[Problem to work on]
Determine how many lines in the entries below include "支出增加". The reply should be that number and nothing else.

[Records provided]
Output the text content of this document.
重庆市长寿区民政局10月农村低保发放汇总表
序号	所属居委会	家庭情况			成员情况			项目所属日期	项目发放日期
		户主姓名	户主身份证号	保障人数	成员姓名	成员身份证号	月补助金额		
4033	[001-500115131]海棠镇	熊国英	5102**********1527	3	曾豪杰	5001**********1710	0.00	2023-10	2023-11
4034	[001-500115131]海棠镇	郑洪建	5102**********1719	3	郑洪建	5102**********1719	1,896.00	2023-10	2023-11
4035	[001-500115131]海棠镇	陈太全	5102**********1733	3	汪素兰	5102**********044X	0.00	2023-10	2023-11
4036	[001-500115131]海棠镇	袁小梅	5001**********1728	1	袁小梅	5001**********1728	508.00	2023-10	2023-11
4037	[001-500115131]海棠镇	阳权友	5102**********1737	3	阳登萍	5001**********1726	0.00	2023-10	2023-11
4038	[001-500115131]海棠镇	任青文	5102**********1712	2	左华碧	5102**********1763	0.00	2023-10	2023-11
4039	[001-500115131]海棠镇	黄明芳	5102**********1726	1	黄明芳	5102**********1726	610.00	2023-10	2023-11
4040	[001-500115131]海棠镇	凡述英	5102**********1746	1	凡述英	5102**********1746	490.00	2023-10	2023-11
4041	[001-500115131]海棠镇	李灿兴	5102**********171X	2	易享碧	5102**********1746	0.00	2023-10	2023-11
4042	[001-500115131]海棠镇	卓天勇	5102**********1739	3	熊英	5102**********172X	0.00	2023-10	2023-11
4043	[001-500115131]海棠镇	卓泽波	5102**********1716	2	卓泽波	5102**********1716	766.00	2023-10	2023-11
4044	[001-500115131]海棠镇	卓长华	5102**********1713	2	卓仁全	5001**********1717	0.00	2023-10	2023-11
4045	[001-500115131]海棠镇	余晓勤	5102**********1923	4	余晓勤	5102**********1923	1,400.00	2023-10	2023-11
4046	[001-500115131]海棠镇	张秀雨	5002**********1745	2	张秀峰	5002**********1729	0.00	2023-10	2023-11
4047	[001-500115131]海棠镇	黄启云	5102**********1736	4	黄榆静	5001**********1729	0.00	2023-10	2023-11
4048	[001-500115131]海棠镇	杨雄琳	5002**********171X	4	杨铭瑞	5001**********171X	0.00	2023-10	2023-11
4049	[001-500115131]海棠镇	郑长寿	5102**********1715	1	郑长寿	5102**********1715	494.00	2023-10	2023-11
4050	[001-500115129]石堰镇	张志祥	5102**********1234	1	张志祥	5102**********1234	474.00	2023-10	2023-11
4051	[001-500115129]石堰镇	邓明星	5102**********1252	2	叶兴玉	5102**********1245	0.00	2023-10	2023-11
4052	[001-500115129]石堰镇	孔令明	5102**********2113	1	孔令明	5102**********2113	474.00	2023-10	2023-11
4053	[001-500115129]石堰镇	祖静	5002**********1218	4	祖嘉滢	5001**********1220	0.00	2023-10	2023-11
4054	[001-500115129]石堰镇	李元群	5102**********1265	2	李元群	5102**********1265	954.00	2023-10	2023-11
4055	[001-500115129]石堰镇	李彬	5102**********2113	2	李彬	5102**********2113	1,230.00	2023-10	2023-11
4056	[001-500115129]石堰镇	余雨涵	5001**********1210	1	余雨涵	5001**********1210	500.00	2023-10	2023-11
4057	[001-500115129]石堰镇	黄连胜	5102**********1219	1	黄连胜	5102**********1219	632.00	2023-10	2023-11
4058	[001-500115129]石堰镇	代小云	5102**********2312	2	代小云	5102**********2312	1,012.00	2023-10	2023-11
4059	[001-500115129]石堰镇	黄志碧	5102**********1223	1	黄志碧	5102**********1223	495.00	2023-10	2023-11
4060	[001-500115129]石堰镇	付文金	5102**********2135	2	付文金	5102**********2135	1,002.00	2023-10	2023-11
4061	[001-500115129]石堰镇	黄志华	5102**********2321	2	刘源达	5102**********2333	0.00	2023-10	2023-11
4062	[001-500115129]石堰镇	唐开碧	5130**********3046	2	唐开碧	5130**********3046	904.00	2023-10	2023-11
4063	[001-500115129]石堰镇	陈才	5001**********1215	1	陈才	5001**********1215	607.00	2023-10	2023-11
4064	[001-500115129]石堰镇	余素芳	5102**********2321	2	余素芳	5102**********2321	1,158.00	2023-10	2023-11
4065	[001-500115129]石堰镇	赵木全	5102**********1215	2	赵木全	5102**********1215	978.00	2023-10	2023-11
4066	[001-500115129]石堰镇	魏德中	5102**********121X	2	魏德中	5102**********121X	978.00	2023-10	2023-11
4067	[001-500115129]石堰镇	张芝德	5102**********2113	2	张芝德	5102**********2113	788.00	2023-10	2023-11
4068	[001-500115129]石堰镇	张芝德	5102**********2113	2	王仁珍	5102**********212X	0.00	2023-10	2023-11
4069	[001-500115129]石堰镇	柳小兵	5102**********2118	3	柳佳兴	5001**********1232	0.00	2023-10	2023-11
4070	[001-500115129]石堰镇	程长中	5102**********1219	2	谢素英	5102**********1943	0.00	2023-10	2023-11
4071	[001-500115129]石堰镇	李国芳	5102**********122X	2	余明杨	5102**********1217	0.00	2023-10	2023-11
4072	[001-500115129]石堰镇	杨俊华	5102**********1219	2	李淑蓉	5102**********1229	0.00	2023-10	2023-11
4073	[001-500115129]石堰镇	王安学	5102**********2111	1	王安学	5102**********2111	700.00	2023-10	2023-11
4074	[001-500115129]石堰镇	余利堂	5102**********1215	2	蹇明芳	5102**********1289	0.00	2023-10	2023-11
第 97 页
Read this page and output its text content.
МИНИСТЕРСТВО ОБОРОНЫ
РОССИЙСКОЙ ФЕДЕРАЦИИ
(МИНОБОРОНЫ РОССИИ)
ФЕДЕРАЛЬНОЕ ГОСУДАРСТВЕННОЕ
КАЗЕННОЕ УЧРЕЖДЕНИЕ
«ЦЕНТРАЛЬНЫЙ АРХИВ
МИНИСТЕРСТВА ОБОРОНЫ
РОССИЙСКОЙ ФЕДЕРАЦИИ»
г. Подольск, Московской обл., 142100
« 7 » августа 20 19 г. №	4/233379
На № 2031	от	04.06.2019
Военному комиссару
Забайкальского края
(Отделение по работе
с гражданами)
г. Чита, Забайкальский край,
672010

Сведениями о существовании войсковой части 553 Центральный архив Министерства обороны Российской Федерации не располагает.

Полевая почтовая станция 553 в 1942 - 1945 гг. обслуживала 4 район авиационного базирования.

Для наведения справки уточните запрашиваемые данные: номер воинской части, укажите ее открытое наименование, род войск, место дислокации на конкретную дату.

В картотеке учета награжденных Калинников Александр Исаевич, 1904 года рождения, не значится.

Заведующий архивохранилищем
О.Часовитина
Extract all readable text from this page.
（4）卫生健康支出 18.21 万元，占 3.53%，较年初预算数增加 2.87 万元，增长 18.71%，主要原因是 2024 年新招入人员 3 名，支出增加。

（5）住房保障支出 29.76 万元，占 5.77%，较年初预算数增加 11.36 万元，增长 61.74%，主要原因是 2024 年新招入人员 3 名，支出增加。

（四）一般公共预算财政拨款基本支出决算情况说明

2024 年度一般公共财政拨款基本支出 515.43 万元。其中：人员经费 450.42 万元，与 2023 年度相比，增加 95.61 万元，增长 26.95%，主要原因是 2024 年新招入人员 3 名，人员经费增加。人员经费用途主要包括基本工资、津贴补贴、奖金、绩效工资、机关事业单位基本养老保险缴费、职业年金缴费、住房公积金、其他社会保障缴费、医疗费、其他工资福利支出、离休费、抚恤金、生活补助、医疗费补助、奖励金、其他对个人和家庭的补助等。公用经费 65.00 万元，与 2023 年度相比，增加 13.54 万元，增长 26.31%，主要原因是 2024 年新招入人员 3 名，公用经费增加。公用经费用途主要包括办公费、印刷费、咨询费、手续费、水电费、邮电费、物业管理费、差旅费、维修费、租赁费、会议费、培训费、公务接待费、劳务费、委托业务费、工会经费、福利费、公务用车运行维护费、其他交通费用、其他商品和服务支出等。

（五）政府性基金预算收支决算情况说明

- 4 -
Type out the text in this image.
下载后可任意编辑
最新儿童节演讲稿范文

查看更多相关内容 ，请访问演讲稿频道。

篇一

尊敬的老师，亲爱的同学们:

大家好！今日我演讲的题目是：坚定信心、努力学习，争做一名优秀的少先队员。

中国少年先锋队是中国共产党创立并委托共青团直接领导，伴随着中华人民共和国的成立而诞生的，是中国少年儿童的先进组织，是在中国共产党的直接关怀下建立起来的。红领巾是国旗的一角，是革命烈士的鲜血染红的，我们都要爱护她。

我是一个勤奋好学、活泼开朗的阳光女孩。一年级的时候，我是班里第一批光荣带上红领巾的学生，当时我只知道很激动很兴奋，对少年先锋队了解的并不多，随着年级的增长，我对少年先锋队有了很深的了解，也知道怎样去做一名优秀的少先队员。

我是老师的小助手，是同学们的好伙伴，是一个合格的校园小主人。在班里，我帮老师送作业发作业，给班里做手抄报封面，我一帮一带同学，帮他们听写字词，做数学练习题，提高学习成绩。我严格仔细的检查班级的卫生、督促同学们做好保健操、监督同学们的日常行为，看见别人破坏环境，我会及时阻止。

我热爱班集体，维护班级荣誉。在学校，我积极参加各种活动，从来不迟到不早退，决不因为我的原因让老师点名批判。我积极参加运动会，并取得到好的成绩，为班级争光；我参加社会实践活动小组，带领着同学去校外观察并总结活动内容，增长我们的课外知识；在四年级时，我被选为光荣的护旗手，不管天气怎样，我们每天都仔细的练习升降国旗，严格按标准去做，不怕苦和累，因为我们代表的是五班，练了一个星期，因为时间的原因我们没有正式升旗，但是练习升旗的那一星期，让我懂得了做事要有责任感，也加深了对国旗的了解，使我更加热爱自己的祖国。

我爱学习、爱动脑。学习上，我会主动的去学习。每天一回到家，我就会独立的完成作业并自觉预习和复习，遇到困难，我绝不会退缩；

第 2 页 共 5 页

[Solution]
2